(What is needed): Copy every line of the data that includes the string "kann".

(Records from a collection):
========================
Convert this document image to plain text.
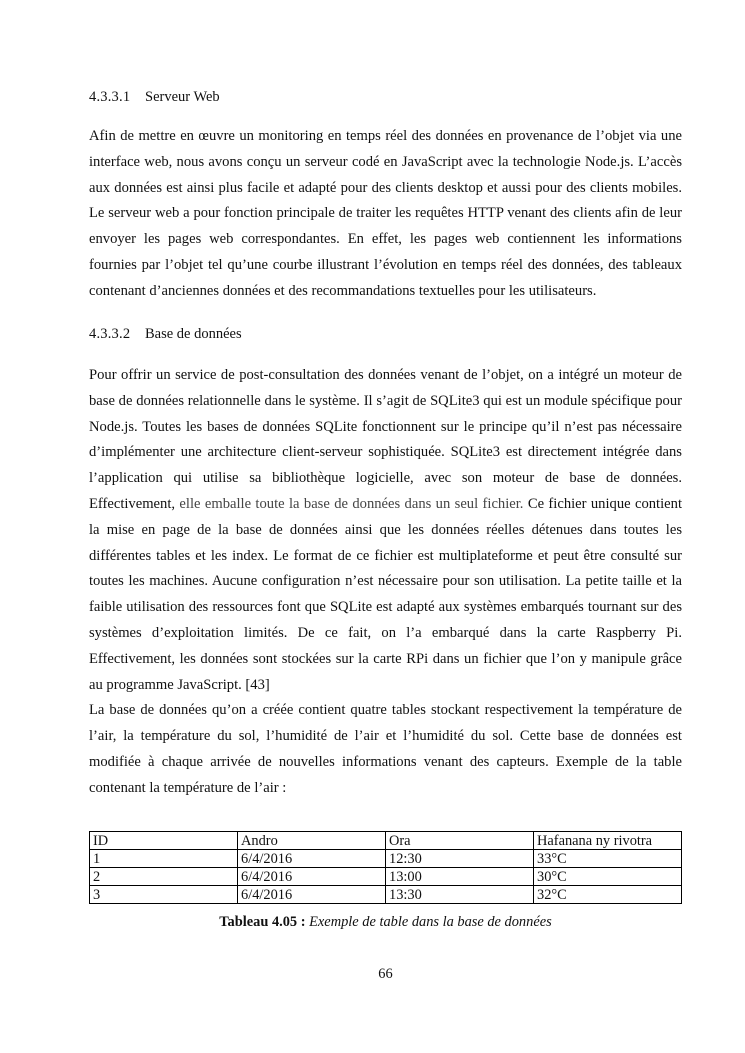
4.3.3.1 Serveur Web

Afin de mettre en œuvre un monitoring en temps réel des données en provenance de l’objet via une interface web, nous avons conçu un serveur codé en JavaScript avec la technologie Node.js. L’accès aux données est ainsi plus facile et adapté pour des clients desktop et aussi pour des clients mobiles. Le serveur web a pour fonction principale de traiter les requêtes HTTP venant des clients afin de leur envoyer les pages web correspondantes. En effet, les pages web contiennent les informations fournies par l’objet tel qu’une courbe illustrant l’évolution en temps réel des données, des tableaux contenant d’anciennes données et des recommandations textuelles pour les utilisateurs.

4.3.3.2 Base de données

Pour offrir un service de post-consultation des données venant de l’objet, on a intégré un moteur de base de données relationnelle dans le système. Il s’agit de SQLite3 qui est un module spécifique pour Node.js. Toutes les bases de données SQLite fonctionnent sur le principe qu’il n’est pas nécessaire d’implémenter une architecture client-serveur sophistiquée. SQLite3 est directement intégrée dans l’application qui utilise sa bibliothèque logicielle, avec son moteur de base de données. Effectivement, elle emballe toute la base de données dans un seul fichier. Ce fichier unique contient la mise en page de la base de données ainsi que les données réelles détenues dans toutes les différentes tables et les index. Le format de ce fichier est multiplateforme et peut être consulté sur toutes les machines. Aucune configuration n’est nécessaire pour son utilisation. La petite taille et la faible utilisation des ressources font que SQLite est adapté aux systèmes embarqués tournant sur des systèmes d’exploitation limités. De ce fait, on l’a embarqué dans la carte Raspberry Pi. Effectivement, les données sont stockées sur la carte RPi dans un fichier que l’on y manipule grâce au programme JavaScript. [43]

La base de données qu’on a créée contient quatre tables stockant respectivement la température de l’air, la température du sol, l’humidité de l’air et l’humidité du sol. Cette base de données est modifiée à chaque arrivée de nouvelles informations venant des capteurs. Exemple de la table contenant la température de l’air :

ID	Andro	Ora	Hafanana ny rivotra
1	6/4/2016	12:30	33°C
2	6/4/2016	13:00	30°C
3	6/4/2016	13:30	32°C
Tableau 4.05 : Exemple de table dans la base de données
66
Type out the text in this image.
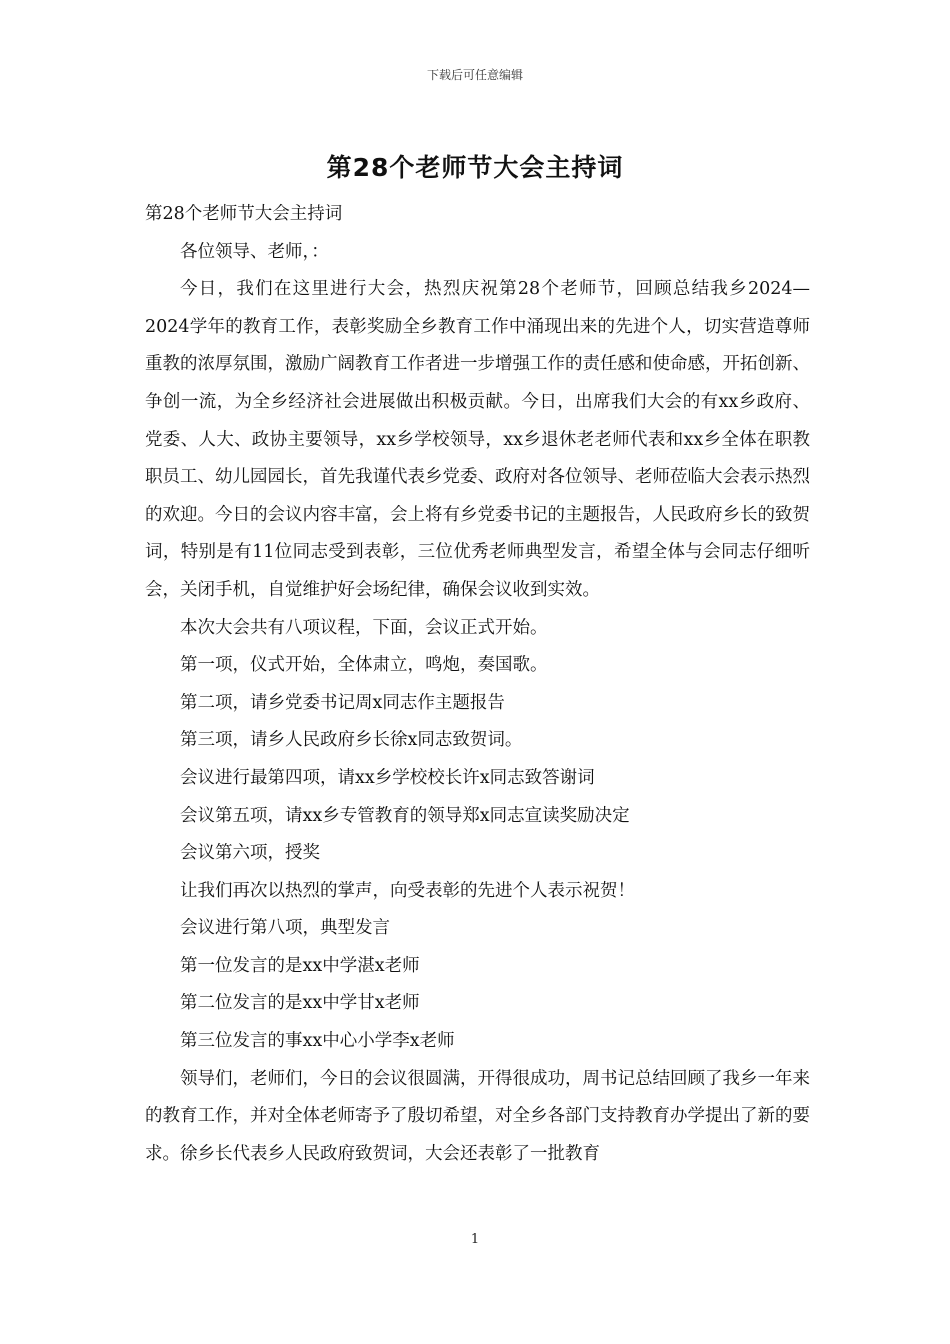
下载后可任意编辑
第28个老师节大会主持词

第28个老师节大会主持词

各位领导、老师，：

今日，我们在这里进行大会，热烈庆祝第28个老师节，回顾总结我乡2024—2024学年的教育工作，表彰奖励全乡教育工作中涌现出来的先进个人，切实营造尊师重教的浓厚氛围，激励广阔教育工作者进一步增强工作的责任感和使命感，开拓创新、争创一流，为全乡经济社会进展做出积极贡献。今日，出席我们大会的有xx乡政府、党委、人大、政协主要领导，xx乡学校领导，xx乡退休老老师代表和xx乡全体在职教职员工、幼儿园园长，首先我谨代表乡党委、政府对各位领导、老师莅临大会表示热烈的欢迎。今日的会议内容丰富，会上将有乡党委书记的主题报告，人民政府乡长的致贺词，特别是有11位同志受到表彰，三位优秀老师典型发言，希望全体与会同志仔细听会，关闭手机，自觉维护好会场纪律，确保会议收到实效。

本次大会共有八项议程，下面，会议正式开始。

第一项，仪式开始，全体肃立，鸣炮，奏国歌。

第二项，请乡党委书记周x同志作主题报告

第三项，请乡人民政府乡长徐x同志致贺词。

会议进行最第四项，请xx乡学校校长许x同志致答谢词

会议第五项，请xx乡专管教育的领导郑x同志宣读奖励决定

会议第六项，授奖

让我们再次以热烈的掌声，向受表彰的先进个人表示祝贺！

会议进行第八项，典型发言

第一位发言的是xx中学湛x老师

第二位发言的是xx中学甘x老师

第三位发言的事xx中心小学李x老师

领导们，老师们，今日的会议很圆满，开得很成功，周书记总结回顾了我乡一年来的教育工作，并对全体老师寄予了殷切希望，对全乡各部门支持教育办学提出了新的要求。徐乡长代表乡人民政府致贺词，大会还表彰了一批教育

1
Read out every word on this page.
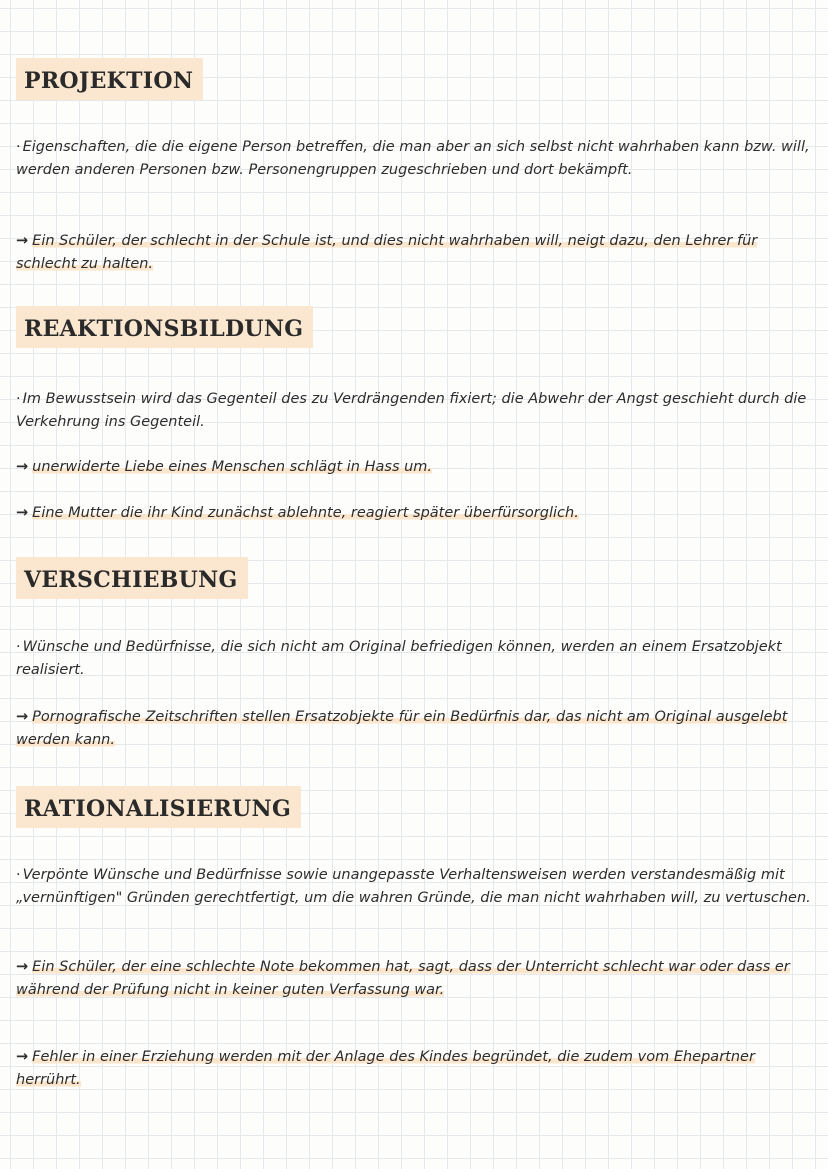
PROJEKTION
· Eigenschaften, die die eigene Person betreffen, die man aber an sich selbst nicht wahrhaben kann bzw. will, werden anderen Personen bzw. Personengruppen zugeschrieben und dort bekämpft.
→ Ein Schüler, der schlecht in der Schule ist, und dies nicht wahrhaben will, neigt dazu, den Lehrer für schlecht zu halten.
REAKTIONSBILDUNG
· Im Bewusstsein wird das Gegenteil des zu Verdrängenden fixiert; die Abwehr der Angst geschieht durch die Verkehrung ins Gegenteil.
→ unerwiderte Liebe eines Menschen schlägt in Hass um.
→ Eine Mutter die ihr Kind zunächst ablehnte, reagiert später überfürsorglich.
VERSCHIEBUNG
· Wünsche und Bedürfnisse, die sich nicht am Original befriedigen können, werden an einem Ersatzobjekt realisiert.
→ Pornografische Zeitschriften stellen Ersatzobjekte für ein Bedürfnis dar, das nicht am Original ausgelebt werden kann.
RATIONALISIERUNG
· Verpönte Wünsche und Bedürfnisse sowie unangepasste Verhaltensweisen werden verstandesmäßig mit „vernünftigen" Gründen gerechtfertigt, um die wahren Gründe, die man nicht wahrhaben will, zu vertuschen.
→ Ein Schüler, der eine schlechte Note bekommen hat, sagt, dass der Unterricht schlecht war oder dass er während der Prüfung nicht in keiner guten Verfassung war.
→ Fehler in einer Erziehung werden mit der Anlage des Kindes begründet, die zudem vom Ehepartner herrührt.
========================
(Finished exercise):
· Eigenschaften, die die eigene Person betreffen, die man aber an sich selbst nicht wahrhaben kann bzw. will, werden anderen Personen bzw. Personengruppen zugeschrieben und dort bekämpft.
→ Pornografische Zeitschriften stellen Ersatzobjekte für ein Bedürfnis dar, das nicht am Original ausgelebt werden kann.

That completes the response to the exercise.